Como se prepara o futuro pós pandemia? Ou ainda com pandemia num retomar com menos restrições?
Prepara-se com cautela e com confiança em dias melhores. Estamos optimistas de que gradualmente possamos normalizar as nossas actividades, cada vez com menos restrições e mais público a participar. Mas a verdade é que já estamos habituamos a elas, numa nova normalidade em que as restrições já fazem parte do dia-a-dia, e essa adaptação permite-nos planear o futuro de forma serena e com tranquilidade. Temos a consciência de que a comunicação on-line tem de ser para continuar, e é preciso continuar a apostar no digital, considerando o seu enorme alcance, que comprovámos, por exemplo, na última edição da Escritaria, realizada em 2020 e em plena pandemia, mas que chegou, pela primeira vez, a milhares de pessoas espalhadas por tudo o mundo e cujas iniciativas transmitidas on-line tiveram mais de 100 mil visualizações.
O que o concelho de Penafiel sendo um território de natureza, e sendo esses territórios os mais procurados para voltar ao “normal”, o que há de momento para oferecer culturalmente aos penafidelenses e turistas?

Entradas de dados
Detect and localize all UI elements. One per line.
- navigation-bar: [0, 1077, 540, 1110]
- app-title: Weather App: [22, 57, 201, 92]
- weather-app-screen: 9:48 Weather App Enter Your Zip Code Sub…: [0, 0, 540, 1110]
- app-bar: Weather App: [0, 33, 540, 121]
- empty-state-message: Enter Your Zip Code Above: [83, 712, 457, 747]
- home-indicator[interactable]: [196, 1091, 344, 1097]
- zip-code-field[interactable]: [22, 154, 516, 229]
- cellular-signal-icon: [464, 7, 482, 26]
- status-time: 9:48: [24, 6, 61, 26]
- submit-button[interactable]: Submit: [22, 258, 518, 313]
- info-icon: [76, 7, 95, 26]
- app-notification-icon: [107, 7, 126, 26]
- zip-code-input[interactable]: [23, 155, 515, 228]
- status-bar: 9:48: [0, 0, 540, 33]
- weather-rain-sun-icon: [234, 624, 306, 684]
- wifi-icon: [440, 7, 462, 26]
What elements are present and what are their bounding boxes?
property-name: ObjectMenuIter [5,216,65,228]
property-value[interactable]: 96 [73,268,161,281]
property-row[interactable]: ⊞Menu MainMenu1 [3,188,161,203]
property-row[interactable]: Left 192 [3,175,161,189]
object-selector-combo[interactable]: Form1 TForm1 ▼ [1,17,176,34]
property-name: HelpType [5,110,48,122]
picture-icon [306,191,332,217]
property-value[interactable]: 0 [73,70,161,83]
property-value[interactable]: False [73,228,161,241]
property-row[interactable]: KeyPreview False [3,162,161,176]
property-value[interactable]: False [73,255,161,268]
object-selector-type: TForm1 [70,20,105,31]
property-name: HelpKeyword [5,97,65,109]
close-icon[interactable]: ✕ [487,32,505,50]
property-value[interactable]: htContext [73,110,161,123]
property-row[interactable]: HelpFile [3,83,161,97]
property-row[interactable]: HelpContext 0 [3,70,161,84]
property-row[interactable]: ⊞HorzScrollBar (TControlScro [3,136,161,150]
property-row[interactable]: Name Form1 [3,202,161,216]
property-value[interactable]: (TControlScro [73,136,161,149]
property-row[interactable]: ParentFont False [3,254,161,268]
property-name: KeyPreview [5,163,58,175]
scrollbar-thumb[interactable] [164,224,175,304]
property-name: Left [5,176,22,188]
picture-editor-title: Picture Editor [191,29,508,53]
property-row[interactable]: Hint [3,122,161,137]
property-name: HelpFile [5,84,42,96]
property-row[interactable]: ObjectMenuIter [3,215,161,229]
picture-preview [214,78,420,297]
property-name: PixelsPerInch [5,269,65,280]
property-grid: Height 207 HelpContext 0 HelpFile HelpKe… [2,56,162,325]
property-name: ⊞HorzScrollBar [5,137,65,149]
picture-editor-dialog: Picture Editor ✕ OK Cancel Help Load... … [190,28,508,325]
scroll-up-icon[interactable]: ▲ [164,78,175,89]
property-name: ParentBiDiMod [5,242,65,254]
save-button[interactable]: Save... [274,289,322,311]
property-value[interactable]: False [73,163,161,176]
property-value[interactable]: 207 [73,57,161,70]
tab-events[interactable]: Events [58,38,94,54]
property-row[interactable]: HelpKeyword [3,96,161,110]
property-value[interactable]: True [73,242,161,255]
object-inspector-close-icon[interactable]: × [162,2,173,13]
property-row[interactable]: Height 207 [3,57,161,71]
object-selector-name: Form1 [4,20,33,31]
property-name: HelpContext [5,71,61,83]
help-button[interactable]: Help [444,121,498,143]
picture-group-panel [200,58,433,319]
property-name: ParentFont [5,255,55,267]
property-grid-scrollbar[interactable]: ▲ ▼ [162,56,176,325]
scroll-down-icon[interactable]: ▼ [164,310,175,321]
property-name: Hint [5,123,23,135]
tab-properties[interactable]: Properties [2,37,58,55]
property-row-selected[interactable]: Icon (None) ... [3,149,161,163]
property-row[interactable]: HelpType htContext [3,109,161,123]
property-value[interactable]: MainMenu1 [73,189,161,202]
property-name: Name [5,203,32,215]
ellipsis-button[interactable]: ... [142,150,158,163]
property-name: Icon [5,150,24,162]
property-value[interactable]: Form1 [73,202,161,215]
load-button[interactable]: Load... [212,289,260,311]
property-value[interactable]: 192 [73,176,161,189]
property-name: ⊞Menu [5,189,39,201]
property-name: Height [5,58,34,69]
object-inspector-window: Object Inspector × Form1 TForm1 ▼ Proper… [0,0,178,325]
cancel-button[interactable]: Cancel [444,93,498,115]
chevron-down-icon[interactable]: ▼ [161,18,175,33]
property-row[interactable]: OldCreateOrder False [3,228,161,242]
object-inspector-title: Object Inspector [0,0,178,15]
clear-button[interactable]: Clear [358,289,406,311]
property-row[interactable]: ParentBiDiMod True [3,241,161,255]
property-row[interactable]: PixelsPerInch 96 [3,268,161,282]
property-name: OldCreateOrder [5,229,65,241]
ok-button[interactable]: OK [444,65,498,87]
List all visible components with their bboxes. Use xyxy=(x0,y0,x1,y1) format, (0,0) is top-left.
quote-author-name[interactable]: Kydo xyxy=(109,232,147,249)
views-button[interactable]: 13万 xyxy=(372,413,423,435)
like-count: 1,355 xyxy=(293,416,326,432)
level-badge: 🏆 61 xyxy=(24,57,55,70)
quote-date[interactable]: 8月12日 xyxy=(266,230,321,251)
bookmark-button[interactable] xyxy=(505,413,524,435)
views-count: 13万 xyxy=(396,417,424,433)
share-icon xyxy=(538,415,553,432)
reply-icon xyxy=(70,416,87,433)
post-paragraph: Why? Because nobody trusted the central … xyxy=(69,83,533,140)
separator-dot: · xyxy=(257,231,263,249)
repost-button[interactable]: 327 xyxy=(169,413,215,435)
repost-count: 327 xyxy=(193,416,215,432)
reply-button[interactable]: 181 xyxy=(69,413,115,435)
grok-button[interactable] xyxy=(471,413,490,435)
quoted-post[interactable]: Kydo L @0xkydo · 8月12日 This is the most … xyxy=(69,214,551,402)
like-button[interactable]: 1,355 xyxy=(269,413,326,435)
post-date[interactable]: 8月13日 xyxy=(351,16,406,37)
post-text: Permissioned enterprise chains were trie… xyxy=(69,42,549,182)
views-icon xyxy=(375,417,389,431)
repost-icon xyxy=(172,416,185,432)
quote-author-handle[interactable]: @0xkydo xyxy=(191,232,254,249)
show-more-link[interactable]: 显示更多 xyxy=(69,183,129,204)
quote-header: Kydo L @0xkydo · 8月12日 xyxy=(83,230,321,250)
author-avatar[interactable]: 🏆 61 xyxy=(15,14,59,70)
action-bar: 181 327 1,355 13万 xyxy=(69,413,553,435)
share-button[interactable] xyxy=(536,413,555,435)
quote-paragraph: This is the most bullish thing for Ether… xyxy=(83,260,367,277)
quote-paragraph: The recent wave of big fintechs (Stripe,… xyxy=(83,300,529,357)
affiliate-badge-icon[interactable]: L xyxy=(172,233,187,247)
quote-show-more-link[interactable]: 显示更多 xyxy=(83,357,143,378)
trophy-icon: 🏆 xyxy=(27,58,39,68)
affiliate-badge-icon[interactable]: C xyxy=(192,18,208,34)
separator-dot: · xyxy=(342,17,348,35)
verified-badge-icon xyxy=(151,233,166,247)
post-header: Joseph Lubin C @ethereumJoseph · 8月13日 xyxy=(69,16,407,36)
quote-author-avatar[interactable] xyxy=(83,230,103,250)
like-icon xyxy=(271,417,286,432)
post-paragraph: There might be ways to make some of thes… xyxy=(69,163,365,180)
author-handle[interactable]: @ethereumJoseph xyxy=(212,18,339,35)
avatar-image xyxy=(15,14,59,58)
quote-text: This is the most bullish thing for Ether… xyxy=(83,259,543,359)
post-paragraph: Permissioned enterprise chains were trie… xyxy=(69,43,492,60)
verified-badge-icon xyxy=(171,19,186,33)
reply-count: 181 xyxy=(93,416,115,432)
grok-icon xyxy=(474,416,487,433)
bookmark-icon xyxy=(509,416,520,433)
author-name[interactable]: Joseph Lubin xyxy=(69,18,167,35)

### [O QUE SE PEDE]
**1.** No texto sobre o futuro pós-pandemia, quantas visualizações tiveram as iniciativas transmitidas on-line na última edição da Escritaria?
**2.** Traduza para inglês esta frase do texto sobre o futuro pós-pandemia: "Prepara-se com cautela e com confiança em dias melhores."
**3.** Prossiga, por favor, com o texto sobre o futuro pós-pandemia a partir da pergunta final.
A listagem não tem qualquer papel neste exercício.

### [RESULTADOS DO EXERCÍCIO]
**1.** Mais de 100 mil visualizações.

**2.** It is prepared with caution and with confidence in better days.

**3.**
O concelho tem muito para oferecer à sua comunidade e a quem nos visita, desde logo porque tem um leque alargado de opções ao nível do património e do turismo cultural e de natureza, que é muito rico e diversificado. Na cidade, as opções são várias, com o Museu Municipal, o Museu de Arte Sacra da Misericórdia, a Biblioteca Municipal e o agora renovado Recreatório Paroquial, que passa a ser mais um espaço com oferta de programação cultural descentralizada, como já acontece também com a Assembleia Penafidelense. Além destas estruturas, a cidade tem no seu centro histórico um conjunto de igrejas e de espaços verdes bem cuidados que permitem ao visitante um périplo muito interessante e que têm sido igualmente palco de eventos e de atividades culturais. No âmbito do programa “Sentir o Verão”, que se prolonga até final de setembro, temos apostado sobretudo numa programação cultural que privilegia os espaços ao ar livre, com concertos, contos de histórias e cinema em formato drive-in. Mas as opções não se esgotam na cidade, e há muito património e natureza para fruir por todo o concelho, tendo o visitante muitas alternativas de visita, desde logo, por exemplo, na Quinta da Aveleda, no Castro de Monte Mozinho, no Mosteiro de Bustelo e de Paço de Sousa, ou nos restantes monumentos que integram a Rota do Românico. A este vasto património edificado juntam-se os elementos naturais que oferecem paisagens ribeirinhas deslumbrantes, trilhos e percursos diversos, e que permitem ao visitante descobrir o património vernacular e imaterial do nosso território, das nossas aldeias mais singulares, como Quintandona ou Cabroelo, as nossas tradições, e fruir do melhor que Penafiel tem para oferecer.